Figure data in JSON:
- - -

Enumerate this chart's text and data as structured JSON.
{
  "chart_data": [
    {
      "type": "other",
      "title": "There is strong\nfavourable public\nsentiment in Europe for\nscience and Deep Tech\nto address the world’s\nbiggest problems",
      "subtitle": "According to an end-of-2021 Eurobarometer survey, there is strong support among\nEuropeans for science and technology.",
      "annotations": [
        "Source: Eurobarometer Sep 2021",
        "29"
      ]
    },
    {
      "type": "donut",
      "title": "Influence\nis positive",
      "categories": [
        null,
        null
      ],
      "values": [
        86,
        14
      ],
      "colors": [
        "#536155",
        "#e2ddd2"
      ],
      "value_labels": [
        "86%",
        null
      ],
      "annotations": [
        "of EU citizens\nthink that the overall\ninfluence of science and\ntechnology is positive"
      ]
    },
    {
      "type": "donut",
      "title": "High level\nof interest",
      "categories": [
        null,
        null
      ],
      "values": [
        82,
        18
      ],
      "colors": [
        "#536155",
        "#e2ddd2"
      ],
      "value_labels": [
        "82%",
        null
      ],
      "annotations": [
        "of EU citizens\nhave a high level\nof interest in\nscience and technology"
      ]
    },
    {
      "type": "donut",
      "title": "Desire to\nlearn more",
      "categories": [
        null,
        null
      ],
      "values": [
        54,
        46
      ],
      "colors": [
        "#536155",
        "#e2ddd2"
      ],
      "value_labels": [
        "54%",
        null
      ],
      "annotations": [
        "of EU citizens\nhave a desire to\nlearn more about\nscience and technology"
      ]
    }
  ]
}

- - -

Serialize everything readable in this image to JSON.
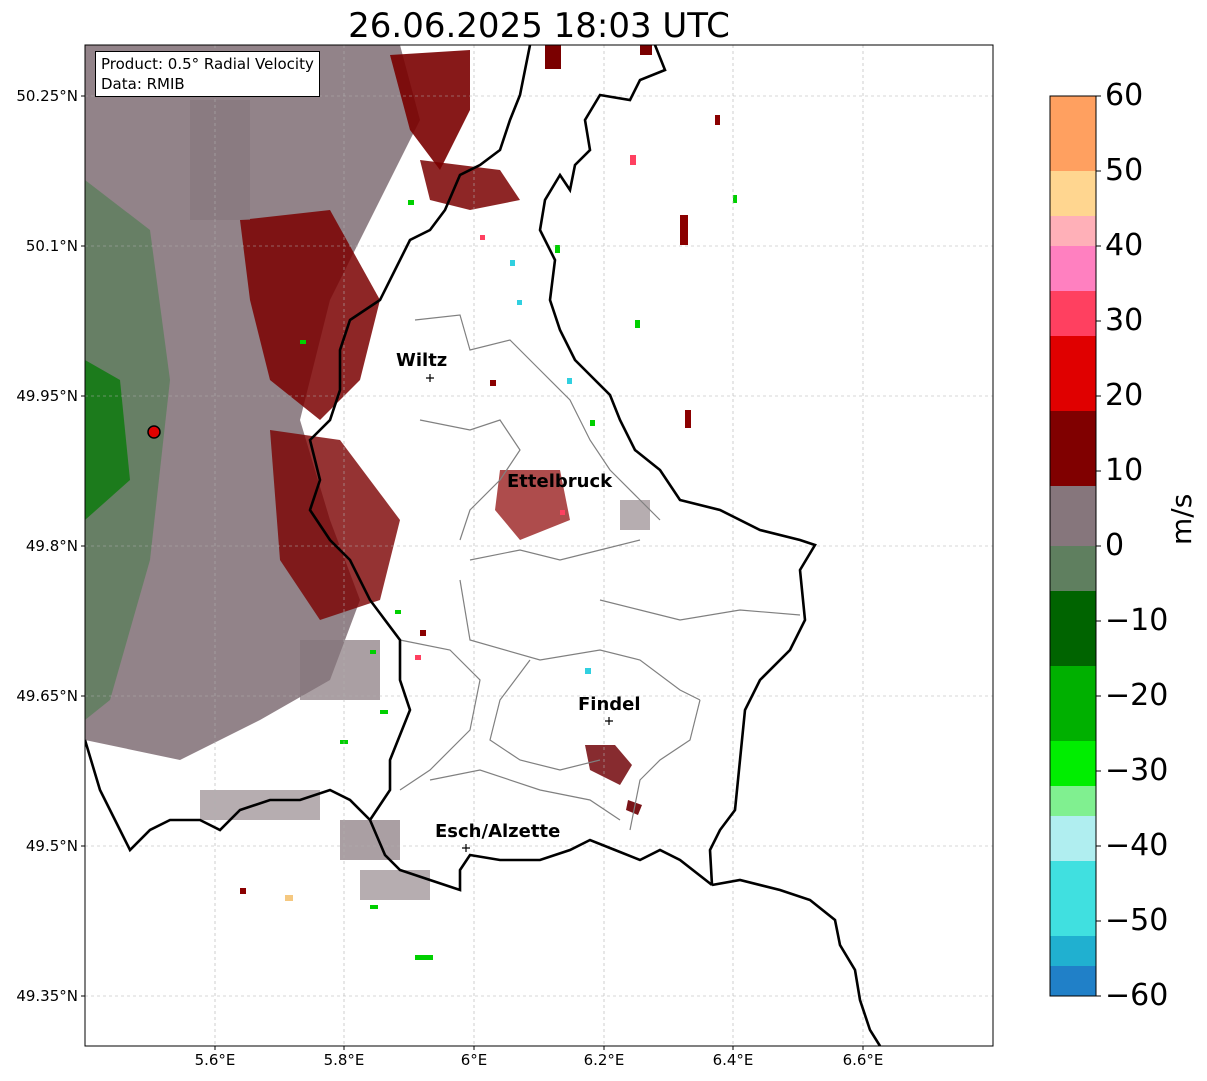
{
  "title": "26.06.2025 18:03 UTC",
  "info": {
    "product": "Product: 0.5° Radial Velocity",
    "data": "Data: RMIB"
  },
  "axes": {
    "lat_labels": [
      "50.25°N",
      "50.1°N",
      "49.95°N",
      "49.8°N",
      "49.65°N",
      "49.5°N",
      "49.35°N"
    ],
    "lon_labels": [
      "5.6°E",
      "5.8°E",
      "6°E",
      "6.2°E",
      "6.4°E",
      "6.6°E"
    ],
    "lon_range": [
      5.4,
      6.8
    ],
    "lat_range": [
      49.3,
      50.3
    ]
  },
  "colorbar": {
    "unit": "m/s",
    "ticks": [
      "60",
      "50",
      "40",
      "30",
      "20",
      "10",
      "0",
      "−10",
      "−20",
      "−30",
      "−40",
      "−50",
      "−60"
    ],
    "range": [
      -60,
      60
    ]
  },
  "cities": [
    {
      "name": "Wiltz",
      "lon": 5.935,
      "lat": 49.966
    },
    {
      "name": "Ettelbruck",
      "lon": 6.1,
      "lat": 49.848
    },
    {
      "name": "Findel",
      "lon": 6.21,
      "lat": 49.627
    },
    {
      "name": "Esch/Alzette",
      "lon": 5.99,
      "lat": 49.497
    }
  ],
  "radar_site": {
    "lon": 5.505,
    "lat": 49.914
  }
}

- - -

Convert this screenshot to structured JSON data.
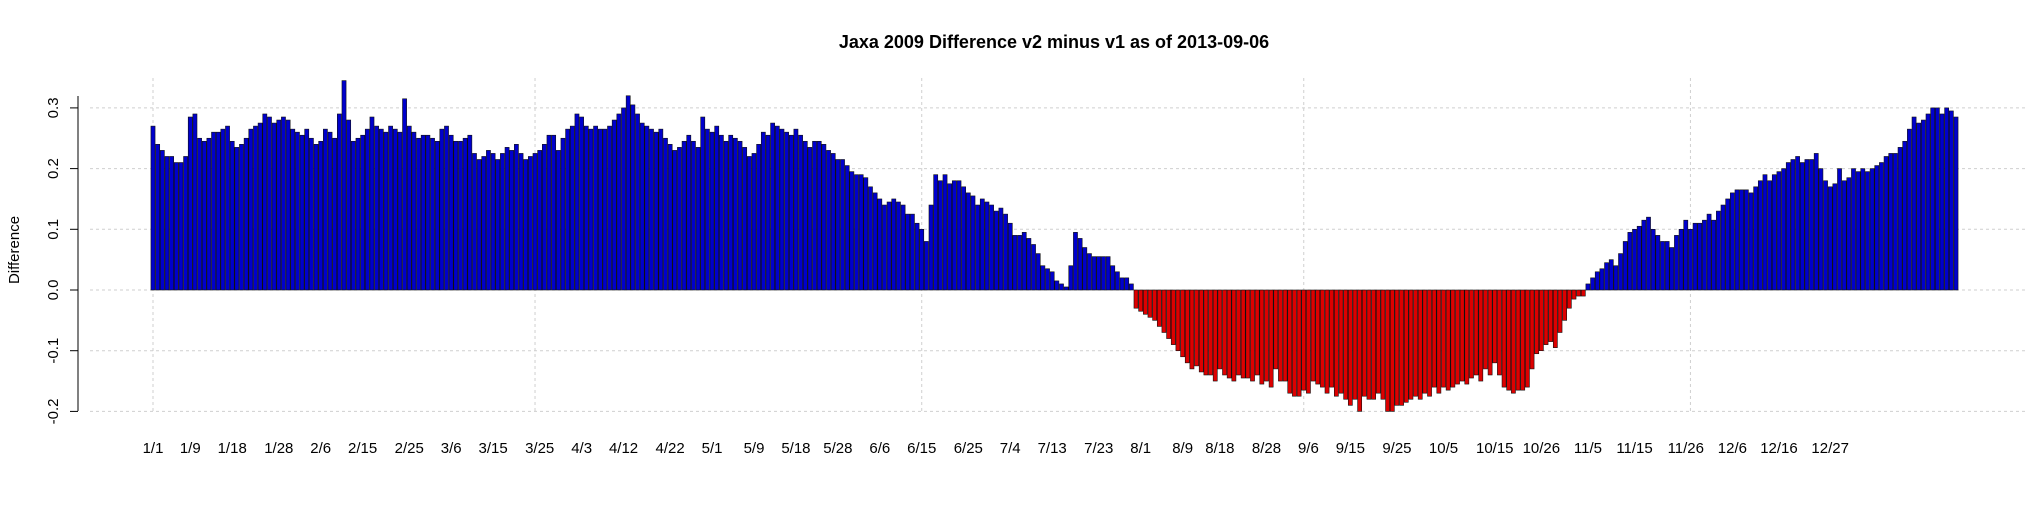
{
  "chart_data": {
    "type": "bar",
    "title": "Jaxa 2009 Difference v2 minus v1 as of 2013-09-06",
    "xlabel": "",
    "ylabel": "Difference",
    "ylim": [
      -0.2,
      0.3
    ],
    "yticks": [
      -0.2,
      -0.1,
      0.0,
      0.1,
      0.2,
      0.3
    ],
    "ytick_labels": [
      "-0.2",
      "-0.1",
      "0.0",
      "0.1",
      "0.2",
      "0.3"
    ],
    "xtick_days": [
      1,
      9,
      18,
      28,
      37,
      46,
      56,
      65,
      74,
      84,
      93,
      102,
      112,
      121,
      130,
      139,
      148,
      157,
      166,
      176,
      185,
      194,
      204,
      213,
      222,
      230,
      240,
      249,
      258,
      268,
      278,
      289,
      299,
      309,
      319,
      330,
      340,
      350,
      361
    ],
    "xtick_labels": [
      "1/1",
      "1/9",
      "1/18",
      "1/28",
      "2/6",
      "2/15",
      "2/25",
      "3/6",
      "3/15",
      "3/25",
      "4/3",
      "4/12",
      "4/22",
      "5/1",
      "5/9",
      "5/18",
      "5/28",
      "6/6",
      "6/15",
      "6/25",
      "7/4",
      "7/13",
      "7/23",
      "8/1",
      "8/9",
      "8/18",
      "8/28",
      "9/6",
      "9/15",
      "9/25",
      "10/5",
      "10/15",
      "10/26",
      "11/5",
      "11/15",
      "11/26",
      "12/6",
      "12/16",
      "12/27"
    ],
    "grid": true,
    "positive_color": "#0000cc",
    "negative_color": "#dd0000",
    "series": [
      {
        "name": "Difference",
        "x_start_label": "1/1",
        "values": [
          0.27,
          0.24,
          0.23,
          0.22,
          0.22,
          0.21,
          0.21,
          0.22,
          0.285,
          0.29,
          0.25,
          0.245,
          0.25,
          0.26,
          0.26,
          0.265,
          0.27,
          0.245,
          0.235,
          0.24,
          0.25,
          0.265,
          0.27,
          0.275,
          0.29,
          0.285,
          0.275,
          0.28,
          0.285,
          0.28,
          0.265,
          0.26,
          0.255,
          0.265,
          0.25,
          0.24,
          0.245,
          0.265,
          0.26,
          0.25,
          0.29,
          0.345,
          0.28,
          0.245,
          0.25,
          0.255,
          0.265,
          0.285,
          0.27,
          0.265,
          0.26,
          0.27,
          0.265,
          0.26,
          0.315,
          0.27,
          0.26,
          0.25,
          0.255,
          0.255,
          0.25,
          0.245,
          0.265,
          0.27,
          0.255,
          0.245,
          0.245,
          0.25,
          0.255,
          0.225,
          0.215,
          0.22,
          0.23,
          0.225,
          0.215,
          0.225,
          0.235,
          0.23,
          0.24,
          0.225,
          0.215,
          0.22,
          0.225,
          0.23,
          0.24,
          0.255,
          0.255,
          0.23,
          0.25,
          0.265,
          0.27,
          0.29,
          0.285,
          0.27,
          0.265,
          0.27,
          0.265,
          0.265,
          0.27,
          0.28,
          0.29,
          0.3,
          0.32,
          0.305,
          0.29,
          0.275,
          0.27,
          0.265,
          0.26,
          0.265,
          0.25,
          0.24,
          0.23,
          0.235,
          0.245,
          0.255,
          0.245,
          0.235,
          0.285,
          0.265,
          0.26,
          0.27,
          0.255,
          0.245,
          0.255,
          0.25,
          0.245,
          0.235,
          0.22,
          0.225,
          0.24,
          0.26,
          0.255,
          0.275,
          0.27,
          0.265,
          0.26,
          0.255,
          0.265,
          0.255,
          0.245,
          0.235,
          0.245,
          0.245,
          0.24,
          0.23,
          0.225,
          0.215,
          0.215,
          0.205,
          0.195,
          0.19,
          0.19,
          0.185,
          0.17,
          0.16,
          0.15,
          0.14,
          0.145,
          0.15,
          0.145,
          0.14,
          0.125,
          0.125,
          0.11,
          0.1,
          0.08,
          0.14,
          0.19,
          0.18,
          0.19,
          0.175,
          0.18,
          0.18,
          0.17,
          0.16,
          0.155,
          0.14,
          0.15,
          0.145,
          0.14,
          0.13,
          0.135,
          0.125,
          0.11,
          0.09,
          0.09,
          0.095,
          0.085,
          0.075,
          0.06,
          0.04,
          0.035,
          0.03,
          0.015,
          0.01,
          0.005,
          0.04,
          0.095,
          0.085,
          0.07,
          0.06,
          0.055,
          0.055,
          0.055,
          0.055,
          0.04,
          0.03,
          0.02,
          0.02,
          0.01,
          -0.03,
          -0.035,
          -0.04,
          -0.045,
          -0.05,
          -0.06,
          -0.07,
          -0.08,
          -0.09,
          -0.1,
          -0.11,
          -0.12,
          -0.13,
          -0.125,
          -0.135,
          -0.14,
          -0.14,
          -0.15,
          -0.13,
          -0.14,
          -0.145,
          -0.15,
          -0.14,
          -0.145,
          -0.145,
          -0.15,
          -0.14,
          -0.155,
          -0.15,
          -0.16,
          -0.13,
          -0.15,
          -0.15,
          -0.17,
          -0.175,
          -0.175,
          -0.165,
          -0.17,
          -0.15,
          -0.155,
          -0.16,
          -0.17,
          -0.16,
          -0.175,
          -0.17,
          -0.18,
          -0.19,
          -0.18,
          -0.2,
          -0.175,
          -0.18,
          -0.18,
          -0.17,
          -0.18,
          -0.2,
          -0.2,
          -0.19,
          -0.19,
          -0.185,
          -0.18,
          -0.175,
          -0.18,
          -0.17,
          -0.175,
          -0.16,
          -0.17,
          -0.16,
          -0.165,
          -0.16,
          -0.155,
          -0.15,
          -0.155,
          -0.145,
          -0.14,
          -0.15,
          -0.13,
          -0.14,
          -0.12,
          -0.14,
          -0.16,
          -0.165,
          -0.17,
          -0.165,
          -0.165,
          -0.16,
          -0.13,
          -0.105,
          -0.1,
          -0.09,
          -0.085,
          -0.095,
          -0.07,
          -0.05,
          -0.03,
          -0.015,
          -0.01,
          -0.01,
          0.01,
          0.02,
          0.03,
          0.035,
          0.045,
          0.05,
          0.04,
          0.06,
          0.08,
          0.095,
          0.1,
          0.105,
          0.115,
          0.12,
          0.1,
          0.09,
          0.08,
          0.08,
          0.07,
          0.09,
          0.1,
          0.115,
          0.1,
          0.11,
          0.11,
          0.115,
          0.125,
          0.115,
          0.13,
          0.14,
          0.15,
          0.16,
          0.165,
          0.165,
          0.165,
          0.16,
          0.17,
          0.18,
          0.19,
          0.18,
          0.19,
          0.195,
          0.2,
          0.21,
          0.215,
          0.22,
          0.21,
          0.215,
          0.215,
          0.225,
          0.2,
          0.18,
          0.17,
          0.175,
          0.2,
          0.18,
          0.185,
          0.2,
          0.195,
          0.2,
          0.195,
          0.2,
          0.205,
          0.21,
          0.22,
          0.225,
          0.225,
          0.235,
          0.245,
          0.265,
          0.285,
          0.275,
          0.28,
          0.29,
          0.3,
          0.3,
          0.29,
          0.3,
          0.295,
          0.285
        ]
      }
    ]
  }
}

- - -

> Task brief
Search the listing for the word "nscience". Copy every line in which it occurs.

> Written answer
      "title": "There is strong\nfavourable public\nsentiment in Europe for\nscience and Deep Tech\nto address the world’s\nbiggest problems",
        "of EU citizens\nhave a high level\nof interest in\nscience and technology"
        "of EU citizens\nhave a desire to\nlearn more about\nscience and technology"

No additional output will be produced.